Dataset entries:
»»

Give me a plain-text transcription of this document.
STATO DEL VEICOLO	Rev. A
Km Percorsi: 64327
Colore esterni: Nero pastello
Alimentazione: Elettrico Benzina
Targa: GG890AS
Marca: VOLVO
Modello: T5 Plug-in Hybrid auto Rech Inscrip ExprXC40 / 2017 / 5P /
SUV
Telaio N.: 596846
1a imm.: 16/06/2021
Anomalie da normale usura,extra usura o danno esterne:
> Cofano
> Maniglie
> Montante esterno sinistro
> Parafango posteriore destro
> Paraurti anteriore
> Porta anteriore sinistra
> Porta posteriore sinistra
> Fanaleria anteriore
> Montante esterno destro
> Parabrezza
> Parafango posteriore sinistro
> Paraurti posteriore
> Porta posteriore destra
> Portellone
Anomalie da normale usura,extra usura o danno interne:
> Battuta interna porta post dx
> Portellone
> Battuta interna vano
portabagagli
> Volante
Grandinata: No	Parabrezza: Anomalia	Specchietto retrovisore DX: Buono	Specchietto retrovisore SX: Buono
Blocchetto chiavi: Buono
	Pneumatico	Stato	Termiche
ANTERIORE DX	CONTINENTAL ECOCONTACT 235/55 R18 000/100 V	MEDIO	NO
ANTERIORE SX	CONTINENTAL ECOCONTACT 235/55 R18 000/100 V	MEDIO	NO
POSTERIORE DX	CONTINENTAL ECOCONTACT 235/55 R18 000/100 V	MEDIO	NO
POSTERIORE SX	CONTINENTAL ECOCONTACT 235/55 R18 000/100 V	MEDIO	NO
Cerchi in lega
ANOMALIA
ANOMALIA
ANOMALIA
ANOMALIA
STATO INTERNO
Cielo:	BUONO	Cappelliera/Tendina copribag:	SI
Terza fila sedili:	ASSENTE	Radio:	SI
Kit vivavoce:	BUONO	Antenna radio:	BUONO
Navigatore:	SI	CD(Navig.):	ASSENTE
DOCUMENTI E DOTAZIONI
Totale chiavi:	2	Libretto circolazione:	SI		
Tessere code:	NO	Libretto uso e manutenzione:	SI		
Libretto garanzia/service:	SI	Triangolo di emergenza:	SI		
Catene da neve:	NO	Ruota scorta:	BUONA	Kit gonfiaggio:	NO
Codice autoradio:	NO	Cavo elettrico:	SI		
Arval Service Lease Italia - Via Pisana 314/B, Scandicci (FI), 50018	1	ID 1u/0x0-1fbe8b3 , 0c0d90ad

««

Exactly reproduce the material above.

▶ TASK ANSWER:
Give me a plain-text transcription of this document.
STATO DEL VEICOLO	Rev. A
Km Percorsi: 64327
Colore esterni: Nero pastello
Alimentazione: Elettrico Benzina
Targa: GG890AS
Marca: VOLVO
Modello: T5 Plug-in Hybrid auto Rech Inscrip ExprXC40 / 2017 / 5P /
SUV
Telaio N.: 596846
1a imm.: 16/06/2021
Anomalie da normale usura,extra usura o danno esterne:
> Cofano
> Maniglie
> Montante esterno sinistro
> Parafango posteriore destro
> Paraurti anteriore
> Porta anteriore sinistra
> Porta posteriore sinistra
> Fanaleria anteriore
> Montante esterno destro
> Parabrezza
> Parafango posteriore sinistro
> Paraurti posteriore
> Porta posteriore destra
> Portellone
Anomalie da normale usura,extra usura o danno interne:
> Battuta interna porta post dx
> Portellone
> Battuta interna vano
portabagagli
> Volante
Grandinata: No	Parabrezza: Anomalia	Specchietto retrovisore DX: Buono	Specchietto retrovisore SX: Buono
Blocchetto chiavi: Buono
	Pneumatico	Stato	Termiche
ANTERIORE DX	CONTINENTAL ECOCONTACT 235/55 R18 000/100 V	MEDIO	NO
ANTERIORE SX	CONTINENTAL ECOCONTACT 235/55 R18 000/100 V	MEDIO	NO
POSTERIORE DX	CONTINENTAL ECOCONTACT 235/55 R18 000/100 V	MEDIO	NO
POSTERIORE SX	CONTINENTAL ECOCONTACT 235/55 R18 000/100 V	MEDIO	NO
Cerchi in lega
ANOMALIA
ANOMALIA
ANOMALIA
ANOMALIA
STATO INTERNO
Cielo:	BUONO	Cappelliera/Tendina copribag:	SI
Terza fila sedili:	ASSENTE	Radio:	SI
Kit vivavoce:	BUONO	Antenna radio:	BUONO
Navigatore:	SI	CD(Navig.):	ASSENTE
DOCUMENTI E DOTAZIONI
Totale chiavi:	2	Libretto circolazione:	SI		
Tessere code:	NO	Libretto uso e manutenzione:	SI		
Libretto garanzia/service:	SI	Triangolo di emergenza:	SI		
Catene da neve:	NO	Ruota scorta:	BUONA	Kit gonfiaggio:	NO
Codice autoradio:	NO	Cavo elettrico:	SI		
Arval Service Lease Italia - Via Pisana 314/B, Scandicci (FI), 50018	1	ID 1u/0x0-1fbe8b3 , 0c0d90ad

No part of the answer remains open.